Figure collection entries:

========

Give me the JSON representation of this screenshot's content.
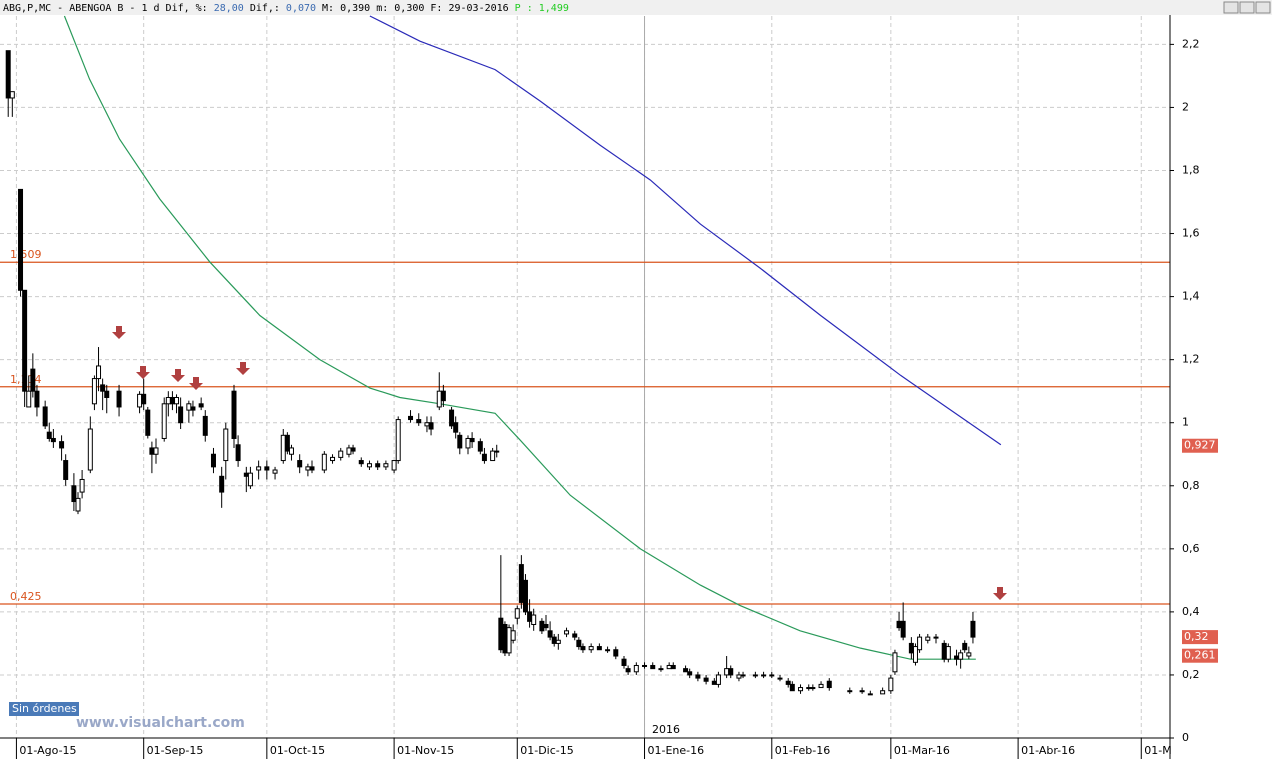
{
  "header": [
    {
      "text": "ABG,P,MC - ABENGOA B -  1 d Dif, %:",
      "color": "#000000"
    },
    {
      "text": "28,00",
      "color": "#3a6ab0"
    },
    {
      "text": "Dif,:",
      "color": "#000000"
    },
    {
      "text": "0,070",
      "color": "#3a6ab0"
    },
    {
      "text": "M: 0,390 m: 0,300 F: 29-03-2016",
      "color": "#000000"
    },
    {
      "text": "P : 1,499",
      "color": "#22cc22"
    }
  ],
  "orders_button": "Sin órdenes",
  "watermark": "www.visualchart.com",
  "year_label": "2016",
  "chart_data": {
    "type": "candlestick",
    "x": [
      -2,
      -1,
      1,
      2,
      3,
      4,
      5,
      7,
      8,
      9,
      11,
      12,
      14,
      15,
      16,
      18,
      19,
      20,
      21,
      22,
      25,
      30,
      31,
      32,
      33,
      34,
      36,
      37,
      38,
      39,
      40,
      42,
      43,
      45,
      46,
      48,
      50,
      51,
      53,
      54,
      56,
      57,
      59,
      61,
      63,
      65,
      66,
      67,
      69,
      71,
      72,
      75,
      77,
      79,
      81,
      82,
      84,
      86,
      88,
      90,
      92,
      93,
      96,
      98,
      100,
      101,
      103,
      104,
      106,
      107,
      108,
      110,
      111,
      113,
      114,
      116,
      117,
      118,
      119,
      120,
      121,
      122,
      123,
      124,
      125,
      126,
      128,
      129,
      130,
      131,
      132,
      134,
      136,
      137,
      138,
      140,
      142,
      144,
      146,
      148,
      149,
      151,
      153,
      155,
      157,
      159,
      160,
      163,
      164,
      166,
      168,
      170,
      171,
      173,
      174,
      176,
      177,
      180,
      182,
      184,
      186,
      188,
      189,
      191,
      193,
      194,
      196,
      198,
      203,
      206,
      208,
      211,
      213,
      214,
      215,
      216,
      218,
      219,
      220,
      222,
      224,
      226,
      227,
      229,
      230,
      231,
      232,
      233
    ],
    "open": [
      2.18,
      2.03,
      1.74,
      1.42,
      1.05,
      1.17,
      1.1,
      1.05,
      0.97,
      0.95,
      0.94,
      0.88,
      0.8,
      0.72,
      0.78,
      0.85,
      1.06,
      1.14,
      1.12,
      1.1,
      1.1,
      1.05,
      1.09,
      1.04,
      0.92,
      0.9,
      0.95,
      1.06,
      1.08,
      1.06,
      1.05,
      1.04,
      1.05,
      1.06,
      1.02,
      0.9,
      0.83,
      0.88,
      1.1,
      0.93,
      0.84,
      0.8,
      0.85,
      0.86,
      0.84,
      0.88,
      0.96,
      0.9,
      0.88,
      0.85,
      0.86,
      0.85,
      0.88,
      0.89,
      0.9,
      0.92,
      0.88,
      0.86,
      0.87,
      0.86,
      0.85,
      0.88,
      1.02,
      1.01,
      0.99,
      1.0,
      1.05,
      1.1,
      1.04,
      1.0,
      0.96,
      0.92,
      0.95,
      0.94,
      0.9,
      0.88,
      0.91,
      0.38,
      0.36,
      0.27,
      0.31,
      0.38,
      0.55,
      0.5,
      0.4,
      0.36,
      0.37,
      0.36,
      0.34,
      0.32,
      0.3,
      0.33,
      0.33,
      0.31,
      0.29,
      0.28,
      0.29,
      0.28,
      0.28,
      0.25,
      0.22,
      0.21,
      0.23,
      0.23,
      0.22,
      0.22,
      0.23,
      0.22,
      0.21,
      0.2,
      0.19,
      0.18,
      0.17,
      0.2,
      0.22,
      0.19,
      0.2,
      0.2,
      0.2,
      0.2,
      0.19,
      0.18,
      0.17,
      0.15,
      0.16,
      0.16,
      0.16,
      0.18,
      0.15,
      0.15,
      0.14,
      0.14,
      0.15,
      0.21,
      0.37,
      0.37,
      0.3,
      0.24,
      0.28,
      0.31,
      0.32,
      0.3,
      0.25,
      0.26,
      0.25,
      0.3,
      0.26,
      0.37
    ],
    "high": [
      2.18,
      2.05,
      1.74,
      1.42,
      1.15,
      1.22,
      1.12,
      1.07,
      1.0,
      0.98,
      0.96,
      0.9,
      0.84,
      0.78,
      0.85,
      1.02,
      1.15,
      1.24,
      1.14,
      1.12,
      1.12,
      1.1,
      1.14,
      1.05,
      0.94,
      0.95,
      1.08,
      1.1,
      1.1,
      1.09,
      1.08,
      1.07,
      1.07,
      1.08,
      1.04,
      0.92,
      0.86,
      1.0,
      1.12,
      0.96,
      0.86,
      0.86,
      0.88,
      0.88,
      0.86,
      0.98,
      0.97,
      0.93,
      0.9,
      0.87,
      0.88,
      0.91,
      0.9,
      0.92,
      0.93,
      0.93,
      0.89,
      0.88,
      0.88,
      0.88,
      0.88,
      1.02,
      1.04,
      1.03,
      1.02,
      1.02,
      1.16,
      1.12,
      1.05,
      1.02,
      0.97,
      0.96,
      0.97,
      0.95,
      0.92,
      0.92,
      0.93,
      0.58,
      0.37,
      0.36,
      0.36,
      0.42,
      0.58,
      0.52,
      0.44,
      0.41,
      0.38,
      0.39,
      0.37,
      0.33,
      0.33,
      0.35,
      0.34,
      0.32,
      0.3,
      0.3,
      0.3,
      0.29,
      0.29,
      0.26,
      0.23,
      0.24,
      0.24,
      0.24,
      0.23,
      0.24,
      0.24,
      0.23,
      0.22,
      0.21,
      0.2,
      0.19,
      0.21,
      0.26,
      0.23,
      0.21,
      0.21,
      0.21,
      0.21,
      0.21,
      0.2,
      0.19,
      0.18,
      0.17,
      0.17,
      0.17,
      0.18,
      0.19,
      0.16,
      0.16,
      0.15,
      0.16,
      0.2,
      0.28,
      0.4,
      0.43,
      0.32,
      0.3,
      0.33,
      0.33,
      0.33,
      0.31,
      0.3,
      0.28,
      0.28,
      0.31,
      0.29,
      0.4
    ],
    "low": [
      1.97,
      1.97,
      1.4,
      1.05,
      1.05,
      1.08,
      1.02,
      0.98,
      0.94,
      0.92,
      0.88,
      0.8,
      0.72,
      0.71,
      0.76,
      0.84,
      1.04,
      1.1,
      1.04,
      1.03,
      1.02,
      1.03,
      1.04,
      0.95,
      0.84,
      0.87,
      0.94,
      1.02,
      1.04,
      1.03,
      0.98,
      1.0,
      1.02,
      1.04,
      0.94,
      0.84,
      0.73,
      0.82,
      0.92,
      0.86,
      0.78,
      0.79,
      0.82,
      0.82,
      0.82,
      0.87,
      0.9,
      0.88,
      0.84,
      0.83,
      0.84,
      0.84,
      0.87,
      0.88,
      0.89,
      0.9,
      0.86,
      0.85,
      0.85,
      0.85,
      0.84,
      0.87,
      1.0,
      0.99,
      0.97,
      0.96,
      1.04,
      1.05,
      0.98,
      0.95,
      0.9,
      0.9,
      0.92,
      0.9,
      0.87,
      0.88,
      0.89,
      0.27,
      0.26,
      0.26,
      0.3,
      0.36,
      0.41,
      0.39,
      0.35,
      0.34,
      0.33,
      0.34,
      0.31,
      0.29,
      0.28,
      0.32,
      0.31,
      0.28,
      0.27,
      0.27,
      0.28,
      0.27,
      0.25,
      0.22,
      0.2,
      0.2,
      0.22,
      0.22,
      0.21,
      0.22,
      0.22,
      0.21,
      0.19,
      0.18,
      0.17,
      0.17,
      0.16,
      0.19,
      0.19,
      0.18,
      0.19,
      0.19,
      0.19,
      0.19,
      0.18,
      0.16,
      0.15,
      0.14,
      0.15,
      0.15,
      0.16,
      0.15,
      0.14,
      0.14,
      0.14,
      0.14,
      0.14,
      0.2,
      0.34,
      0.31,
      0.25,
      0.23,
      0.27,
      0.3,
      0.3,
      0.24,
      0.24,
      0.23,
      0.22,
      0.27,
      0.25,
      0.3
    ],
    "close": [
      2.03,
      2.05,
      1.42,
      1.1,
      1.1,
      1.1,
      1.05,
      0.99,
      0.95,
      0.94,
      0.92,
      0.82,
      0.75,
      0.76,
      0.82,
      0.98,
      1.14,
      1.18,
      1.1,
      1.08,
      1.05,
      1.09,
      1.06,
      0.96,
      0.9,
      0.92,
      1.06,
      1.08,
      1.06,
      1.08,
      1.0,
      1.06,
      1.04,
      1.05,
      0.96,
      0.86,
      0.78,
      0.98,
      0.95,
      0.88,
      0.83,
      0.84,
      0.86,
      0.85,
      0.85,
      0.96,
      0.91,
      0.92,
      0.86,
      0.86,
      0.85,
      0.9,
      0.89,
      0.91,
      0.92,
      0.91,
      0.87,
      0.87,
      0.86,
      0.87,
      0.88,
      1.01,
      1.01,
      1.0,
      1.0,
      0.98,
      1.1,
      1.07,
      0.99,
      0.97,
      0.92,
      0.95,
      0.94,
      0.91,
      0.88,
      0.91,
      0.91,
      0.28,
      0.27,
      0.35,
      0.34,
      0.41,
      0.43,
      0.4,
      0.37,
      0.39,
      0.34,
      0.35,
      0.32,
      0.3,
      0.31,
      0.34,
      0.32,
      0.29,
      0.28,
      0.29,
      0.28,
      0.28,
      0.26,
      0.23,
      0.21,
      0.23,
      0.23,
      0.22,
      0.22,
      0.23,
      0.22,
      0.21,
      0.2,
      0.19,
      0.18,
      0.17,
      0.2,
      0.22,
      0.2,
      0.2,
      0.2,
      0.2,
      0.2,
      0.2,
      0.19,
      0.17,
      0.15,
      0.16,
      0.16,
      0.16,
      0.17,
      0.16,
      0.15,
      0.15,
      0.14,
      0.15,
      0.19,
      0.27,
      0.35,
      0.32,
      0.27,
      0.29,
      0.32,
      0.32,
      0.32,
      0.25,
      0.29,
      0.25,
      0.27,
      0.28,
      0.27,
      0.32
    ],
    "up_color": "#ffffff",
    "down_color": "#000000",
    "moving_averages": [
      {
        "color": "#2a9a5a",
        "x": [
          11.7,
          17.8,
          25.1,
          34.9,
          47.1,
          59.3,
          73.9,
          86.1,
          93.4,
          103.2,
          116.6,
          122.7,
          134.9,
          152,
          166.6,
          176.3,
          190.9,
          205.6,
          217.8,
          229.9,
          233.7
        ],
        "values": [
          2.29,
          2.09,
          1.9,
          1.71,
          1.51,
          1.34,
          1.2,
          1.11,
          1.08,
          1.06,
          1.03,
          0.945,
          0.77,
          0.6,
          0.485,
          0.42,
          0.34,
          0.285,
          0.25,
          0.25,
          0.25
        ]
      },
      {
        "color": "#2a2ab8",
        "x": [
          86.1,
          98.3,
          116.6,
          127.6,
          142.2,
          154.4,
          166.6,
          181.2,
          195.9,
          215.4,
          227.6,
          239.8
        ],
        "values": [
          2.29,
          2.21,
          2.12,
          2.02,
          1.88,
          1.77,
          1.63,
          1.49,
          1.34,
          1.15,
          1.04,
          0.93
        ]
      }
    ],
    "levels": [
      {
        "value": 1.509,
        "label": "1,509"
      },
      {
        "value": 1.114,
        "label": "1,114"
      },
      {
        "value": 0.425,
        "label": "0,425"
      }
    ],
    "level_color": "#d9541e",
    "price_labels": [
      {
        "value": 0.927,
        "label": "0,927"
      },
      {
        "value": 0.32,
        "label": "0,32"
      },
      {
        "value": 0.261,
        "label": "0,261"
      }
    ],
    "price_label_color": "#e06050",
    "xlim": [
      -4,
      281
    ],
    "ylim": [
      0,
      2.29
    ],
    "xticks": [
      {
        "value": 0,
        "label": "01-Ago-15"
      },
      {
        "value": 31,
        "label": "01-Sep-15"
      },
      {
        "value": 61,
        "label": "01-Oct-15"
      },
      {
        "value": 92,
        "label": "01-Nov-15"
      },
      {
        "value": 122,
        "label": "01-Dic-15"
      },
      {
        "value": 153,
        "label": "01-Ene-16"
      },
      {
        "value": 184,
        "label": "01-Feb-16"
      },
      {
        "value": 213,
        "label": "01-Mar-16"
      },
      {
        "value": 244,
        "label": "01-Abr-16"
      },
      {
        "value": 274,
        "label": "01-M"
      }
    ],
    "yticks": [
      0,
      {
        "value": 0.2,
        "label": "0,2"
      },
      {
        "value": 0.4,
        "label": "0,4"
      },
      {
        "value": 0.6,
        "label": "0,6"
      },
      {
        "value": 0.8,
        "label": "0,8"
      },
      1,
      {
        "value": 1.2,
        "label": "1,2"
      },
      {
        "value": 1.4,
        "label": "1,4"
      },
      {
        "value": 1.6,
        "label": "1,6"
      },
      {
        "value": 1.8,
        "label": "1,8"
      },
      2,
      {
        "value": 2.2,
        "label": "2,2"
      }
    ],
    "grid": true
  }
}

========

# [TASK BRIEF]
Pick out the lines containing the string "text".

# [RESPONSE FOR THIS EXERCISE]
      "text": "ABG,P,MC - ABENGOA B -  1 d Dif, %:",
      "text": "28,00",
      "text": "Dif,:",
      "text": "0,070",
      "text": "M: 0,390 m: 0,300 F: 29-03-2016",
      "text": "P : 1,499",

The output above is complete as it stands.